Work required |
Only lines holding the string "الله" are wanted; copy each one from the material.

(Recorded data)

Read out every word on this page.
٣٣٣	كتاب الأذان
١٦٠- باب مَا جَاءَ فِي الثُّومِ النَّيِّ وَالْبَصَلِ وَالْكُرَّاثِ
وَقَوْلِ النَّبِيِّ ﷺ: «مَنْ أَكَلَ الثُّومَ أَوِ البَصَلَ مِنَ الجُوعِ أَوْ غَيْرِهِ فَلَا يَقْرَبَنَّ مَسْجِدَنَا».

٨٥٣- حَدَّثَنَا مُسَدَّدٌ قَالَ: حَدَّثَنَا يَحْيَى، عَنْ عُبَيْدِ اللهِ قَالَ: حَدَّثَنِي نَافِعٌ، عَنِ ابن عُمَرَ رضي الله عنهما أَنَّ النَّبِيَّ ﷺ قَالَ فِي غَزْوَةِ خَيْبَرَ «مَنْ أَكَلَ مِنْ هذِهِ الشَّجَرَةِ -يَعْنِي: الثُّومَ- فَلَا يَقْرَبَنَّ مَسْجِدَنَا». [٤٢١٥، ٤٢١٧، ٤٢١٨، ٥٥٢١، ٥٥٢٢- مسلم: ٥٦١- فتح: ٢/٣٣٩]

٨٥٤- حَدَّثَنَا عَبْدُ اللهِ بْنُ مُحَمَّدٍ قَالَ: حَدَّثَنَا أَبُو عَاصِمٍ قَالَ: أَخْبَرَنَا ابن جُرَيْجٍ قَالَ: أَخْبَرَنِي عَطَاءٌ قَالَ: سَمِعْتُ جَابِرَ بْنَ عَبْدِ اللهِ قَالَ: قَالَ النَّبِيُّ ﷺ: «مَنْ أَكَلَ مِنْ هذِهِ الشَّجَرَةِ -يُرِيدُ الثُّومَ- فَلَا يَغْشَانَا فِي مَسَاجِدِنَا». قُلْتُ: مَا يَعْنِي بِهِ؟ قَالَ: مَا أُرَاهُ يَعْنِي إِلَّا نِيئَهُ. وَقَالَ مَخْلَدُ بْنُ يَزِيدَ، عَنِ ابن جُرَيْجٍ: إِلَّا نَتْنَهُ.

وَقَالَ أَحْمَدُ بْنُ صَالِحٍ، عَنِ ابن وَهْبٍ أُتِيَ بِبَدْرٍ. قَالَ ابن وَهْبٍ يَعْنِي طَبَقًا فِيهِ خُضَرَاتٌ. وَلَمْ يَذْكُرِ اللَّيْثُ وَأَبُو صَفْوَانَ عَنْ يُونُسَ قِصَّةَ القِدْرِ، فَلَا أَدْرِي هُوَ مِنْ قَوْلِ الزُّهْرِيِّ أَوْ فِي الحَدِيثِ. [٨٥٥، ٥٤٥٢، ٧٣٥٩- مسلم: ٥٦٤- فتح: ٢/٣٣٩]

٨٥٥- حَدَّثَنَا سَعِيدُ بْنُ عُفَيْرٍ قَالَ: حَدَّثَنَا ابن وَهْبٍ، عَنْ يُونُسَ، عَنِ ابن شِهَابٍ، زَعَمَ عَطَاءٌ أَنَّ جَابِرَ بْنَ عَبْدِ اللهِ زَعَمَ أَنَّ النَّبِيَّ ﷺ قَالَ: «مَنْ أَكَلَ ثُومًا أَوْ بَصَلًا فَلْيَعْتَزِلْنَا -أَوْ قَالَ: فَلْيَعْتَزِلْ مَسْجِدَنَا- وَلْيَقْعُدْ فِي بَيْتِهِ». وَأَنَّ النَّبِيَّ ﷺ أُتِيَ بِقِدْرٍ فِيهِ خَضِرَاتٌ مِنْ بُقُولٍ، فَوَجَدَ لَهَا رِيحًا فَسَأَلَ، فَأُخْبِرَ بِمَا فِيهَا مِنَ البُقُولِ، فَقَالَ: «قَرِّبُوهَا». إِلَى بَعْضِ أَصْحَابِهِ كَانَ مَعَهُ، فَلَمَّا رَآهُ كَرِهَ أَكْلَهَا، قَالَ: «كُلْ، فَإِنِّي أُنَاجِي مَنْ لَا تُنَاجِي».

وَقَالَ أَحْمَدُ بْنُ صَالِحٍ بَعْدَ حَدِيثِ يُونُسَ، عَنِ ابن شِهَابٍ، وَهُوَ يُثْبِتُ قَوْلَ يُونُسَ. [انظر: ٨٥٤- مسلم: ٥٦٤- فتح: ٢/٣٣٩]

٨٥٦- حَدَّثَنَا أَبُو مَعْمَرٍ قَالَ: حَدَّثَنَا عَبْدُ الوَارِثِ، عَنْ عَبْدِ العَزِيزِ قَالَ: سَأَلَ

Task response |
٨٥٣- حَدَّثَنَا مُسَدَّدٌ قَالَ: حَدَّثَنَا يَحْيَى، عَنْ عُبَيْدِ اللهِ قَالَ: حَدَّثَنِي نَافِعٌ، عَنِ ابن عُمَرَ رضي الله عنهما أَنَّ النَّبِيَّ ﷺ قَالَ فِي غَزْوَةِ خَيْبَرَ «مَنْ أَكَلَ مِنْ هذِهِ الشَّجَرَةِ -يَعْنِي: الثُّومَ- فَلَا يَقْرَبَنَّ مَسْجِدَنَا». [٤٢١٥، ٤٢١٧، ٤٢١٨، ٥٥٢١، ٥٥٢٢- مسلم: ٥٦١- فتح: ٢/٣٣٩]
٨٥٤- حَدَّثَنَا عَبْدُ اللهِ بْنُ مُحَمَّدٍ قَالَ: حَدَّثَنَا أَبُو عَاصِمٍ قَالَ: أَخْبَرَنَا ابن جُرَيْجٍ قَالَ: أَخْبَرَنِي عَطَاءٌ قَالَ: سَمِعْتُ جَابِرَ بْنَ عَبْدِ اللهِ قَالَ: قَالَ النَّبِيُّ ﷺ: «مَنْ أَكَلَ مِنْ هذِهِ الشَّجَرَةِ -يُرِيدُ الثُّومَ- فَلَا يَغْشَانَا فِي مَسَاجِدِنَا». قُلْتُ: مَا يَعْنِي بِهِ؟ قَالَ: مَا أُرَاهُ يَعْنِي إِلَّا نِيئَهُ. وَقَالَ مَخْلَدُ بْنُ يَزِيدَ، عَنِ ابن جُرَيْجٍ: إِلَّا نَتْنَهُ.
٨٥٥- حَدَّثَنَا سَعِيدُ بْنُ عُفَيْرٍ قَالَ: حَدَّثَنَا ابن وَهْبٍ، عَنْ يُونُسَ، عَنِ ابن شِهَابٍ، زَعَمَ عَطَاءٌ أَنَّ جَابِرَ بْنَ عَبْدِ اللهِ زَعَمَ أَنَّ النَّبِيَّ ﷺ قَالَ: «مَنْ أَكَلَ ثُومًا أَوْ بَصَلًا فَلْيَعْتَزِلْنَا -أَوْ قَالَ: فَلْيَعْتَزِلْ مَسْجِدَنَا- وَلْيَقْعُدْ فِي بَيْتِهِ». وَأَنَّ النَّبِيَّ ﷺ أُتِيَ بِقِدْرٍ فِيهِ خَضِرَاتٌ مِنْ بُقُولٍ، فَوَجَدَ لَهَا رِيحًا فَسَأَلَ، فَأُخْبِرَ بِمَا فِيهَا مِنَ البُقُولِ، فَقَالَ: «قَرِّبُوهَا». إِلَى بَعْضِ أَصْحَابِهِ كَانَ مَعَهُ، فَلَمَّا رَآهُ كَرِهَ أَكْلَهَا، قَالَ: «كُلْ، فَإِنِّي أُنَاجِي مَنْ لَا تُنَاجِي».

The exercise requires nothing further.